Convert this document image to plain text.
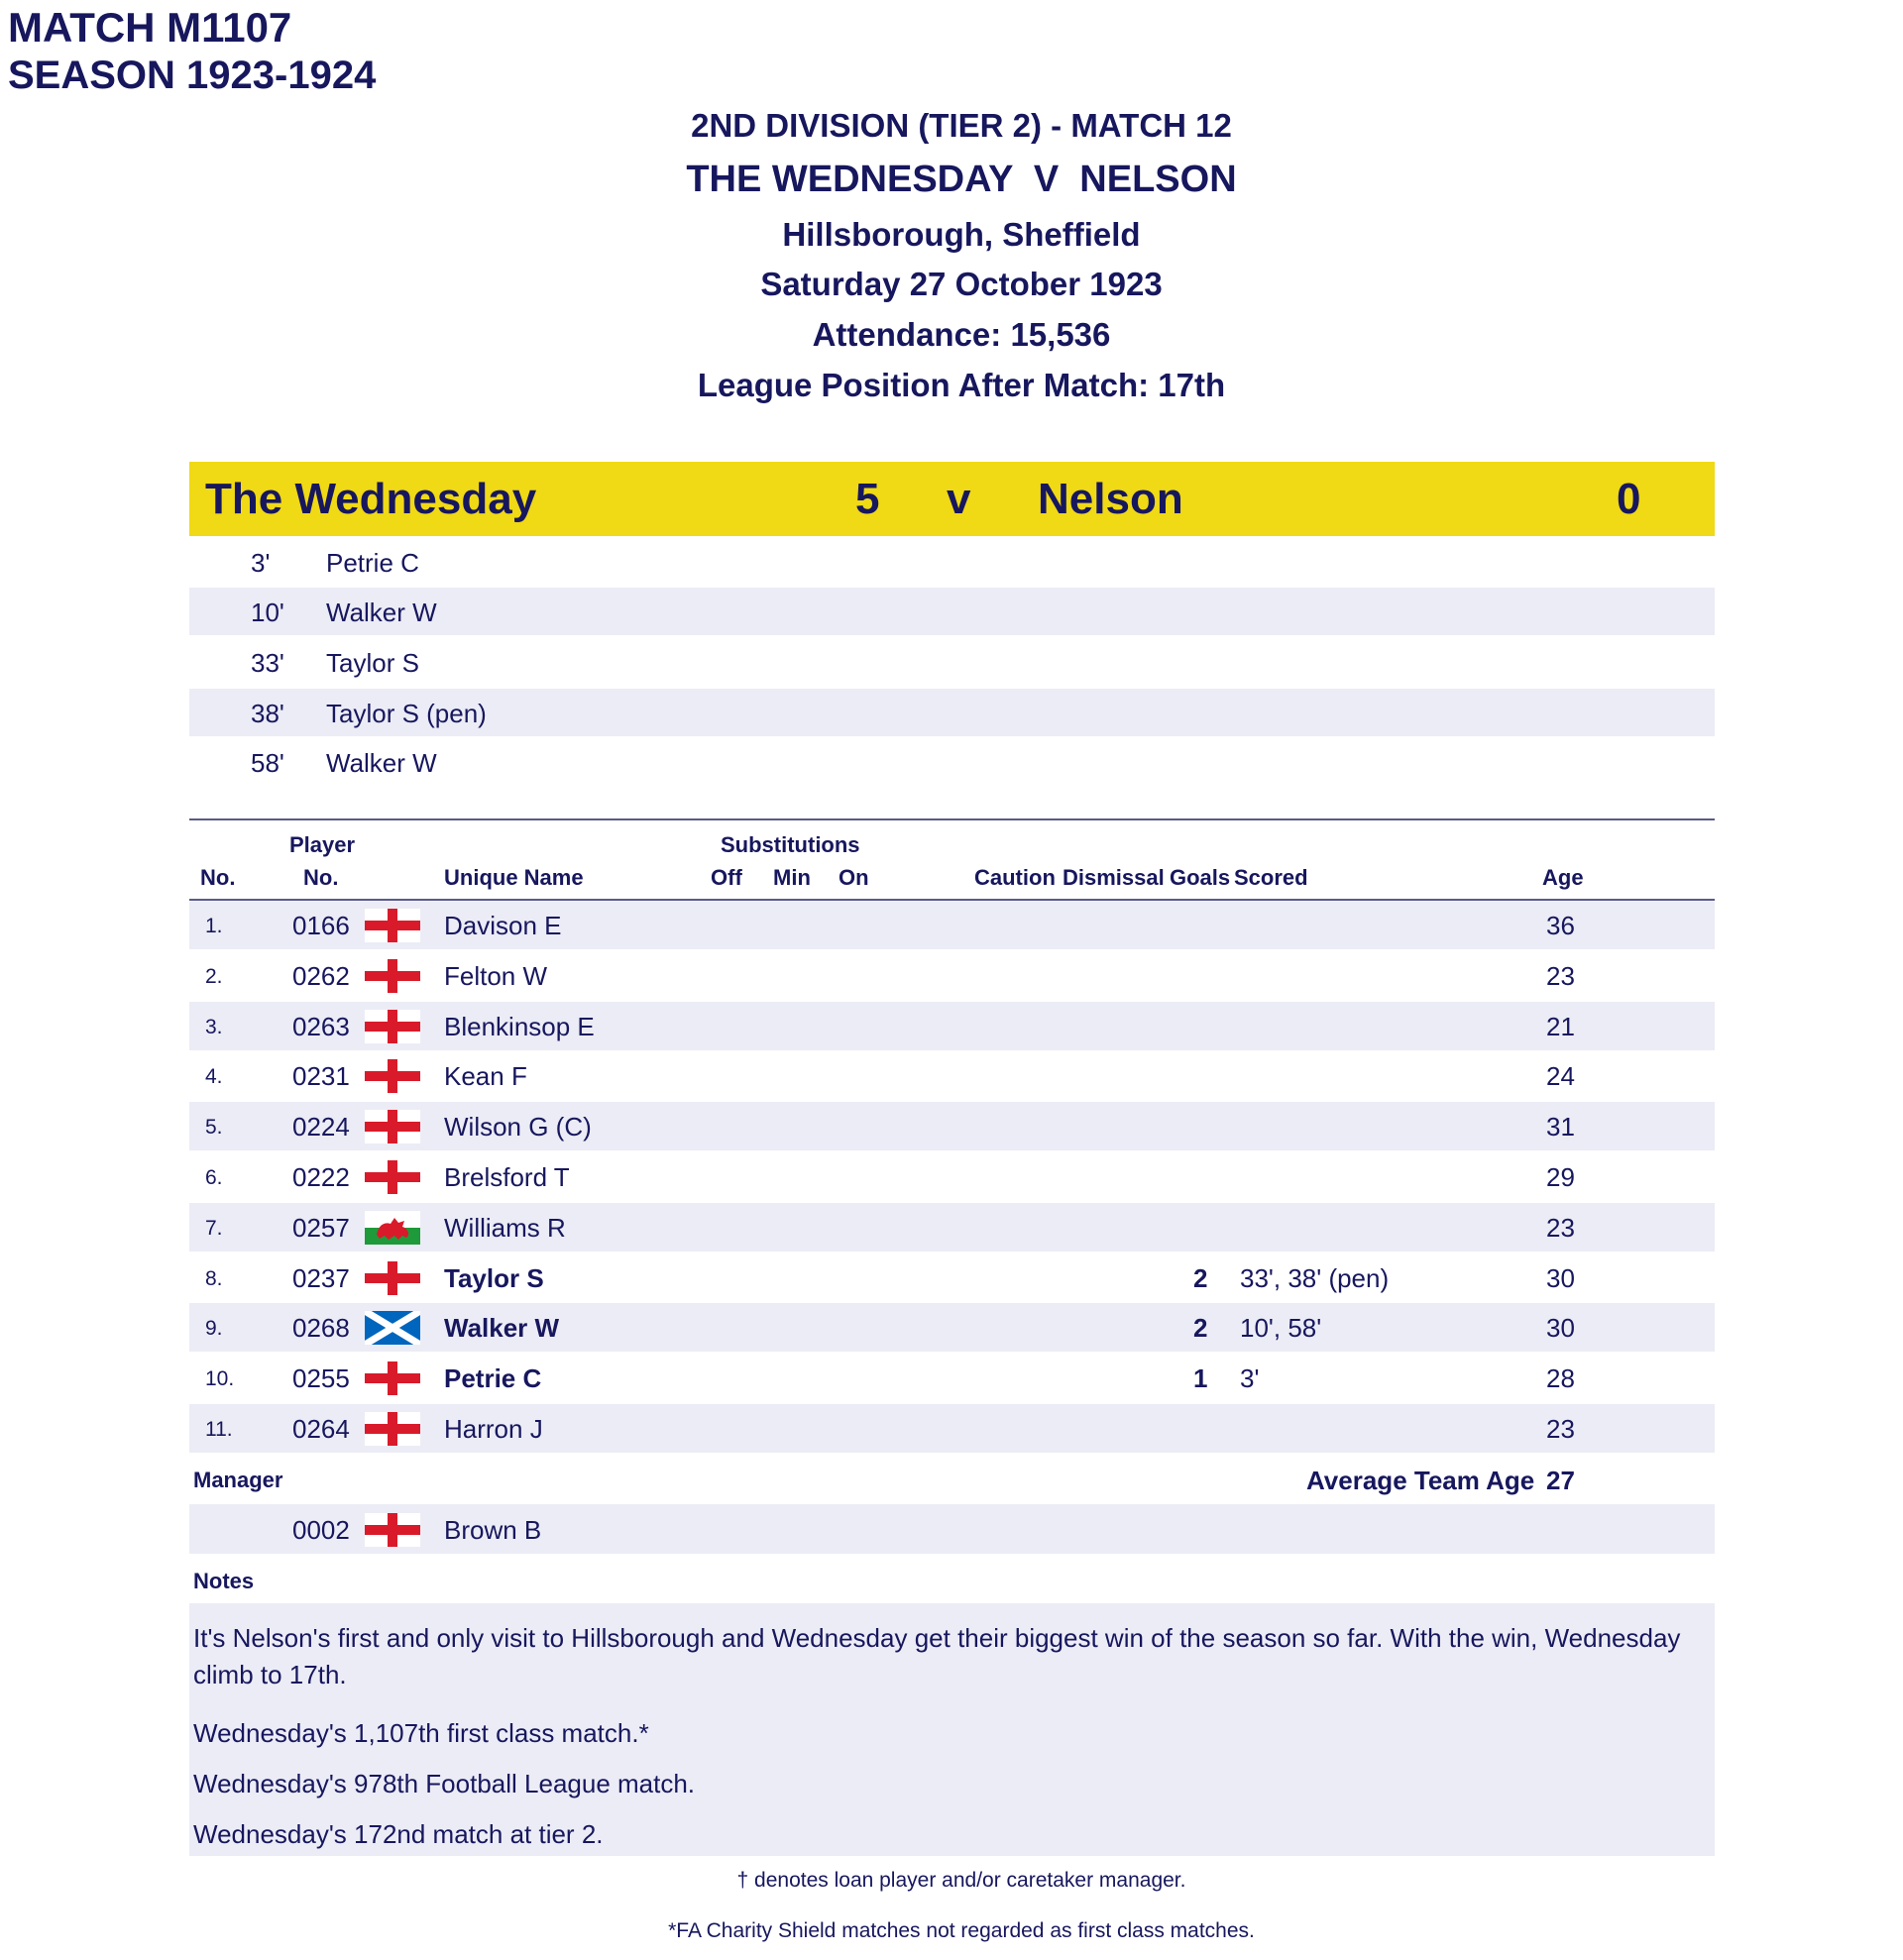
MATCH M1107
SEASON 1923-1924
2ND DIVISION (TIER 2) - MATCH 12
THE WEDNESDAY  V  NELSON
Hillsborough, Sheffield
Saturday 27 October 1923
Attendance: 15,536
League Position After Match: 17th
The Wednesday	5 v Nelson	0
3' Petrie C
10' Walker W
33' Taylor S
38' Taylor S (pen)
58' Walker W
No.
Player
No.	Unique Name
Substitutions
Off Min On	Caution Dismissal Goals Scored	Age
1.	0166	Davison E	36
2.	0262	Felton W	23
3.	0263	Blenkinsop E	21
4.	0231	Kean F	24
5.	0224	Wilson G (C)	31
6.	0222	Brelsford T	29
7.	0257	Williams R	23
8.	0237	Taylor S	2 33', 38' (pen)	30
9.	0268	Walker W	2 10', 58'	30
10. 0255	Petrie C	1 3'	28
11. 0264	Harron J	23
Manager	Average Team Age 27
0002	Brown B
Notes
It's Nelson's first and only visit to Hillsborough and Wednesday get their biggest win of the season so far. With the win, Wednesday
climb to 17th.
Wednesday's 1,107th first class match.*
Wednesday's 978th Football League match.
Wednesday's 172nd match at tier 2.
† denotes loan player and/or caretaker manager.
*FA Charity Shield matches not regarded as first class matches.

----

What you will do: Copy every line of the records above that contains "Walker".

Full answer:
10' Walker W
58' Walker W
9.	0268	Walker W	2 10', 58'	30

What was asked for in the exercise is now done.